>> Begin Excerpted passage

Re: adding cache tier in productive hammer environment

[Date Prev][Date Next][Thread Prev][Thread Next][Date Index][Thread Index]

 



Hi Oliver,

 

 

Have you tried tuning some of the cluster settings to fix the IO errors in the VMs?

We found some of the same issues when reweighting, backfilling and removing large snapshots. By minimizing the number of concurrent backfills and prioritizing client IO we can now add/remove OSDs without the VMs throwing those nasty IO errors.

We have been running a 3 node cluster for about a year now on Hammer with 45 2TB SATA OSDs and no SSDs. It's backing KVM hosts and RBD images.

Here are the things we changed:

ceph tell osd.* injectargs '--osd-max-backfills 1'
ceph tell osd.* injectargs '--osd-max-recovery-threads 1'
ceph tell osd.* injectargs '--osd-recovery-op-priority 1'
ceph tell osd.* injectargs '--osd-client-op-priority 63'
ceph tell osd.* injectargs '--osd-recovery-max-active 1'
ceph tell osd.* injectargs '--osd-snap-trim-sleep 0.1'

Recovery may take a little longer while backfilling, but the cluster is still responsive and we have happy VMs now.

I've collected these from various posts from the ceph-users list.

Maybe they will help you if you haven't tried them already.

 

Chris

 

On 2016-04-07 4:18 am, Oliver Dzombic wrote:

Hi Christian,

thank you for answering, i appriciate your time !

---

Its used for RBD hosted vm's and also cephfs hosted vm's.

Well the basic problem is/was that single OSD's simply go out/down.
Ending in SATA BUS error's for the VM's which have to be rebooted, if
they anyway can, because as long as OSD's are missing in that szenario,
the customer cant start their vm's.

Installing/checking munin discovered a very high drive utilization. And
this way simply an overload of the cluster.

The initial setup was 4 nodes, with 4x mon and each 3x 6 TB HDD and 1x
SSD for journal.

So i started to add more OSD's ( 2 nodes, with 3x 6 TB HDD and 1x SSD
for journal ). And, as first aid, reducing the replication from 3 to 2
to reduce the (write) load of the cluster.

>> End Excerpted passage
>> Begin Record extracts

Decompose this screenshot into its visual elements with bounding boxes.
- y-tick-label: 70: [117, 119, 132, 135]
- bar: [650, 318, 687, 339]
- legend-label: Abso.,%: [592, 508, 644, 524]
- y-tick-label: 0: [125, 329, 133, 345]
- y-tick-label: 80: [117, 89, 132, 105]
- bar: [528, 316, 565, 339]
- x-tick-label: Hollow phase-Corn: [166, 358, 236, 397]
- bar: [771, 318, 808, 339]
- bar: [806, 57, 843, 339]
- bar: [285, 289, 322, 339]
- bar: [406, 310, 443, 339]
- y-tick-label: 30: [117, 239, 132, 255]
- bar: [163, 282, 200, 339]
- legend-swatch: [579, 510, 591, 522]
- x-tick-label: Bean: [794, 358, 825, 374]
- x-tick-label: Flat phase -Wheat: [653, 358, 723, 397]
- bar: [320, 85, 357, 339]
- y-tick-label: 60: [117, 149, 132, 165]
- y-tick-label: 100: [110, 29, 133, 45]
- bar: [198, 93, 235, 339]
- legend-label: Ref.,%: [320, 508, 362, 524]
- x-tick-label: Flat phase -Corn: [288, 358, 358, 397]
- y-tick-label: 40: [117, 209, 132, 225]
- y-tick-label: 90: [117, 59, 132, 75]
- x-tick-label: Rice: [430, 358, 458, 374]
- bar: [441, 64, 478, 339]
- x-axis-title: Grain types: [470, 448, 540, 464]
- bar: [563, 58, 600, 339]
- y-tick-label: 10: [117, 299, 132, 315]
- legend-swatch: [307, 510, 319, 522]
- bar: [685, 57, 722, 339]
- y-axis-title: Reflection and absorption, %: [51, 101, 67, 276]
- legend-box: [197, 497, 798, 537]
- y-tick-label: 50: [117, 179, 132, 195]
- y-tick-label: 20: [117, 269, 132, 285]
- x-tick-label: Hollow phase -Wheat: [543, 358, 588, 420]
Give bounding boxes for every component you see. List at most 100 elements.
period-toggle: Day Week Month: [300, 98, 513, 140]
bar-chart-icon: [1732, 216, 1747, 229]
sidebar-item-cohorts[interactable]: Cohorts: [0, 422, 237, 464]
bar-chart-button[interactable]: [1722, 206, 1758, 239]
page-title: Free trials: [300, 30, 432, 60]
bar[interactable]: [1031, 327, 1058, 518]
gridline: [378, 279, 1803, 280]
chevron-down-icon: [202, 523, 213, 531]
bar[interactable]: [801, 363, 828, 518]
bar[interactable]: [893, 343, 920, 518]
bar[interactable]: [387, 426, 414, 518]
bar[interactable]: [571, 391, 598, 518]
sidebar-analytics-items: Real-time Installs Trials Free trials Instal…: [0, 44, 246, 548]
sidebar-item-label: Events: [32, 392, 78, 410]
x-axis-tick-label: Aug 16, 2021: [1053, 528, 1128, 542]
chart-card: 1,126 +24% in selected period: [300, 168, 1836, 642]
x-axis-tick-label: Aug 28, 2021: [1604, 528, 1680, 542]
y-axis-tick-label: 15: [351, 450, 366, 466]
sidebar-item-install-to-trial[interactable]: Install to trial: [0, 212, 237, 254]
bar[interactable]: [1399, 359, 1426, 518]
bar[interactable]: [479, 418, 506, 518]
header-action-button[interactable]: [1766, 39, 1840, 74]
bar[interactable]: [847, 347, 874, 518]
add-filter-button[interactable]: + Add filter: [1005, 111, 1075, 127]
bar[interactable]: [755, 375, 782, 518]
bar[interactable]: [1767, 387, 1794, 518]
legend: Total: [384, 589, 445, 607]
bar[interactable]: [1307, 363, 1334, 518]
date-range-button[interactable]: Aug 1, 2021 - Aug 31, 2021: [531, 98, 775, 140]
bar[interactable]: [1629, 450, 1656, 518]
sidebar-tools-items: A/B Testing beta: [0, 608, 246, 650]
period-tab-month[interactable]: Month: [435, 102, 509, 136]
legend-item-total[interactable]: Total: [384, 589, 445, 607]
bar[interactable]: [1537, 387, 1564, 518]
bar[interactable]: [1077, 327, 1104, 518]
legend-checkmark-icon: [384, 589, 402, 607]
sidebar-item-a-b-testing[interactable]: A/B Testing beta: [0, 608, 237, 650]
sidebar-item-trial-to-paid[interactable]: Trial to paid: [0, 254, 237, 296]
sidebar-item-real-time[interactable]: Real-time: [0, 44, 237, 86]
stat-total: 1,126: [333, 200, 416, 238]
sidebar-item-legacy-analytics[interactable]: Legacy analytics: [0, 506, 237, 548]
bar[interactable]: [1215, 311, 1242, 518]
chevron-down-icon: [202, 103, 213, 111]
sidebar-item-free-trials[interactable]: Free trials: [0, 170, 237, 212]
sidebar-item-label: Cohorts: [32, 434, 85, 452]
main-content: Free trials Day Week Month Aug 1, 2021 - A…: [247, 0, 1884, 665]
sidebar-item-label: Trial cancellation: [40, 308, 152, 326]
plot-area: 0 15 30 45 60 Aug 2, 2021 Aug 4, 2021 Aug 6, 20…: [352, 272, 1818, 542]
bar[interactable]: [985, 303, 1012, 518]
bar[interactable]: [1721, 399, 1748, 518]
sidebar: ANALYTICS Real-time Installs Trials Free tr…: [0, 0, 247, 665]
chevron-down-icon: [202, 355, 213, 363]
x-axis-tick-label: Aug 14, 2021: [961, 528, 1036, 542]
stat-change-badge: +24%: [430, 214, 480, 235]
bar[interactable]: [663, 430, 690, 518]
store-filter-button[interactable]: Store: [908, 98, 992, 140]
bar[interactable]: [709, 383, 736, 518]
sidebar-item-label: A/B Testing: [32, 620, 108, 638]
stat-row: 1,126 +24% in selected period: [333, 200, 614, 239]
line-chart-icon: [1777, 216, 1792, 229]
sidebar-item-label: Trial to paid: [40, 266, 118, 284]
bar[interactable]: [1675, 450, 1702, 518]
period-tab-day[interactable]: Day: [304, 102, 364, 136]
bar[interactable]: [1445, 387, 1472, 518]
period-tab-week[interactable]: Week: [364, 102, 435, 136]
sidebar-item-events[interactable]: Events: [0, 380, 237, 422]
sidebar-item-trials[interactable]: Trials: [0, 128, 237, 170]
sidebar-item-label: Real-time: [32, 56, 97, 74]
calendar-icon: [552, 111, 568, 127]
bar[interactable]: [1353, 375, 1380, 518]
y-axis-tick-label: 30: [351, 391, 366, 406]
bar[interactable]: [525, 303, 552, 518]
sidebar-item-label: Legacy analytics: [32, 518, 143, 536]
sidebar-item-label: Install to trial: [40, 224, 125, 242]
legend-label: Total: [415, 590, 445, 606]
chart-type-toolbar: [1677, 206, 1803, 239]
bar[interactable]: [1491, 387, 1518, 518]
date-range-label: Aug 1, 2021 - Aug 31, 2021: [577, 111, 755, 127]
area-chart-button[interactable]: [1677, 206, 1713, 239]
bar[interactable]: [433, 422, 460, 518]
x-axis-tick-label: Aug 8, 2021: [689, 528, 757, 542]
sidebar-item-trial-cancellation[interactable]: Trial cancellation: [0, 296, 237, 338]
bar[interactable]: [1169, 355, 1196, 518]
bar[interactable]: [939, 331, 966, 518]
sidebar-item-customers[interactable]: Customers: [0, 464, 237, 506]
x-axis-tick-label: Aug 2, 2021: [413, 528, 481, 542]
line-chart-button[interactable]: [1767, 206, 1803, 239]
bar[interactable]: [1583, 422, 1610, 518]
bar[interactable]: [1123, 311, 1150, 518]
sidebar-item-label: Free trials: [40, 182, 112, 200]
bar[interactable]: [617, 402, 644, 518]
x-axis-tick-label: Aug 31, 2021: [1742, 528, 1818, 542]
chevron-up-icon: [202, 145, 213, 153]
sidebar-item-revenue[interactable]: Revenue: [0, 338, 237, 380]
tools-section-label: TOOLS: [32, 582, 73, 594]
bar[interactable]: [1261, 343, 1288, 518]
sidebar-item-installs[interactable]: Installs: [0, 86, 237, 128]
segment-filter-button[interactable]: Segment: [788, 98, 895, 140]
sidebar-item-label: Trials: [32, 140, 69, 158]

>> End Record extracts

* **What to work on**
Decide whether each statement below agrees with the mailing-list thread on adding a cache tier. Answer yes or no for each, and quote the deciding words from the thread. 1. According to Chris, the changed settings make recovery finish faster. 2. Chris's cluster has no SSDs. 3. Oliver raised the replication from 2 to 3.

* **Solution to the exercise**
1. No: "Recovery may take a little longer while backfilling"
2. Yes: "45 2TB SATA OSDs and no SSDs"
3. No: "reducing the replication from 3 to 2"